** start RECORDS FOR THE EXERCISE **

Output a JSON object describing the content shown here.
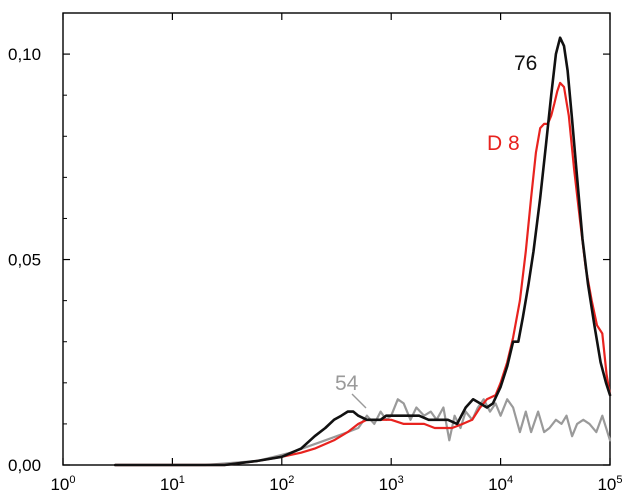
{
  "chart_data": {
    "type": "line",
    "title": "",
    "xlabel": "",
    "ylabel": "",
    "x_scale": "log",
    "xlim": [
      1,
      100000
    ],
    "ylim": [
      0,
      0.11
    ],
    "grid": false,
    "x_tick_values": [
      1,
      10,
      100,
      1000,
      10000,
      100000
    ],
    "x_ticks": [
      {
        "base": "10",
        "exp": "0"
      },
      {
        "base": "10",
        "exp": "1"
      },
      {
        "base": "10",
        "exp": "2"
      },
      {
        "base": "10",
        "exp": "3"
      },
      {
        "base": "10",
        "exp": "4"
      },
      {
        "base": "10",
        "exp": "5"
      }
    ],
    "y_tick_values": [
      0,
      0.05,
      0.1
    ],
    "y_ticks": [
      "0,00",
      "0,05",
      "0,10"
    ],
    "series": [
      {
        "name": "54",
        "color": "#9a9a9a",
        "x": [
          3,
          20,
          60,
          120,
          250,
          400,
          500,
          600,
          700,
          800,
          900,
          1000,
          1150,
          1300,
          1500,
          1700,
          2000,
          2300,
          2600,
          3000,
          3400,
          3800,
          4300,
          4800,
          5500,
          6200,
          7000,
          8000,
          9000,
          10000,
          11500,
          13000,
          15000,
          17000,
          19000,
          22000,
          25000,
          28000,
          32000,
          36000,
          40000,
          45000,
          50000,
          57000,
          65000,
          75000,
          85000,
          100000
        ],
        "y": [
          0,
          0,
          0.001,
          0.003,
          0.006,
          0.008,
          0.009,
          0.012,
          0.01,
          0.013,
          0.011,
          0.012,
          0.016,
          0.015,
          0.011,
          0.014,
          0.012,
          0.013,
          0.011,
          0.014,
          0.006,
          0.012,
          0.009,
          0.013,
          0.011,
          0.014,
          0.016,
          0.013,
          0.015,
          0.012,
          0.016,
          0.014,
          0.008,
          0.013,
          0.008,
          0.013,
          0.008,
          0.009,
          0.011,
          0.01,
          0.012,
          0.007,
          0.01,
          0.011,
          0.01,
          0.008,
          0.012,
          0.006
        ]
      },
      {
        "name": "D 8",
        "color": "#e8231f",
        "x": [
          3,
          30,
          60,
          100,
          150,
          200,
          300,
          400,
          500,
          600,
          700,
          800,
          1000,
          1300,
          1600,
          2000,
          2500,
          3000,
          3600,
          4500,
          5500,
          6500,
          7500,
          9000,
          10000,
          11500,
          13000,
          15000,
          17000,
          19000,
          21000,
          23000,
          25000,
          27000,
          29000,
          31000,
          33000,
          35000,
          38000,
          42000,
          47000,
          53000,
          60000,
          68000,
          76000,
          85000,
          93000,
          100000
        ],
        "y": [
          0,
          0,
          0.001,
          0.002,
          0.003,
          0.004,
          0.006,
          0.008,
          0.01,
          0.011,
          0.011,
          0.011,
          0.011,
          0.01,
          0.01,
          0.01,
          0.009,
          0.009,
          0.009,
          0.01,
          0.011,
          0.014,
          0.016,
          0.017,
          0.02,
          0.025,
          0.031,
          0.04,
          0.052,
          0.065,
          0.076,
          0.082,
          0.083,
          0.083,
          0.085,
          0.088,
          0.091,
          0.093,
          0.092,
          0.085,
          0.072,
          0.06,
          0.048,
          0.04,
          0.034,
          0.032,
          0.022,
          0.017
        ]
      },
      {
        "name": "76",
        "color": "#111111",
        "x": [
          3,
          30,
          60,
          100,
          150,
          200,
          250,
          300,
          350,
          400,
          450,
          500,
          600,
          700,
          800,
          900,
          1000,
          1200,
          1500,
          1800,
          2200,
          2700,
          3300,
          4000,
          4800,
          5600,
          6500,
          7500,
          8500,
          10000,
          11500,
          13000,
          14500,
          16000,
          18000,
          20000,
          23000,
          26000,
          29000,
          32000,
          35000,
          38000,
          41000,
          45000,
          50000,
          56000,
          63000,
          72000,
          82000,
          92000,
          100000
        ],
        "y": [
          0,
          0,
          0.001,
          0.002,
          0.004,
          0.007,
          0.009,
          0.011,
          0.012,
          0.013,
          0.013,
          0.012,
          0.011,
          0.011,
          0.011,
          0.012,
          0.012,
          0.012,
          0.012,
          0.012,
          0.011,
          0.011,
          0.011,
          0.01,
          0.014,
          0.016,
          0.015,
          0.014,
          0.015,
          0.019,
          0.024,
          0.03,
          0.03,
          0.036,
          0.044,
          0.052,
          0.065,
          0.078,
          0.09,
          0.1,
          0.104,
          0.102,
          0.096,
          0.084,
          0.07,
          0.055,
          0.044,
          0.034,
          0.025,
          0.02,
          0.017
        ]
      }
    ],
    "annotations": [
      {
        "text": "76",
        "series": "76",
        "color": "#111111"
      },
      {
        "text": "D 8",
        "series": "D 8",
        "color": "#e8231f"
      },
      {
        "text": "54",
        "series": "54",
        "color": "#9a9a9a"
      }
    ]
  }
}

** end RECORDS FOR THE EXERCISE **

OBJECTIVE: Count the lines above in which the word "series" appears, then state only that count.

RESPONSE: 4